INPUT =>

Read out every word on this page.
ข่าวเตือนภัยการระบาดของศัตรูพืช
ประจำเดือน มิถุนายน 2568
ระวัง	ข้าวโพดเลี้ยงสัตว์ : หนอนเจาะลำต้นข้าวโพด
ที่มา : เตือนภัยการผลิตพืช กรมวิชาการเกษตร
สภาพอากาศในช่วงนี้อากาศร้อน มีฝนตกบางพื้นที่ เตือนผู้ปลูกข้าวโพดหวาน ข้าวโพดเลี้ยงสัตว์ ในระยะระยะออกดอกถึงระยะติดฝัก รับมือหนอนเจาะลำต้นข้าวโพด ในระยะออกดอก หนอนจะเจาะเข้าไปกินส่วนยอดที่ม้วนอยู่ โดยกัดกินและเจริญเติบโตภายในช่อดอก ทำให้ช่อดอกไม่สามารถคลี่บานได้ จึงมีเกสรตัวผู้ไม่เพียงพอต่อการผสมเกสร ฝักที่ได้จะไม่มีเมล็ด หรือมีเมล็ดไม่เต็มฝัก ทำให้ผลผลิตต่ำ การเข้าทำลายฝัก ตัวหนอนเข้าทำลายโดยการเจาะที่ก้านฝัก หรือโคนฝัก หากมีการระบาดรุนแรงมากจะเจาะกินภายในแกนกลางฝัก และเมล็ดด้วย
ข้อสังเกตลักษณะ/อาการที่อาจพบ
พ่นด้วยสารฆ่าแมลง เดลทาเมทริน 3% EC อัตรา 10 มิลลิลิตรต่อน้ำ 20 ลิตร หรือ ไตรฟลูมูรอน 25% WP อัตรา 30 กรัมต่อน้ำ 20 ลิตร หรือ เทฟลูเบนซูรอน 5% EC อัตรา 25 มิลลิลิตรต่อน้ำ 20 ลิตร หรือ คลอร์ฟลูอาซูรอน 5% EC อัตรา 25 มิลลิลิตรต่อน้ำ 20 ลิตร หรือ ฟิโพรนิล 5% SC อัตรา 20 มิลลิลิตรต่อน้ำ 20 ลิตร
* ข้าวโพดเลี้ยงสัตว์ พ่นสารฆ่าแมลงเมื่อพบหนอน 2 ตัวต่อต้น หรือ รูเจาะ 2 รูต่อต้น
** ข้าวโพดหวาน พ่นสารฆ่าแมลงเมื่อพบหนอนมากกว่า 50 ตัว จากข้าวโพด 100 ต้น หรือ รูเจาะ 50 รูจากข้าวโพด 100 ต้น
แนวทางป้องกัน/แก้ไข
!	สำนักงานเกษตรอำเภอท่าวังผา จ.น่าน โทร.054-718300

WHAT YOU ARE ASKED TO DO =>
What is the number of lines in the data holding the word "าแมลงเม"? Reply with that number only.

THE REPLY =>
2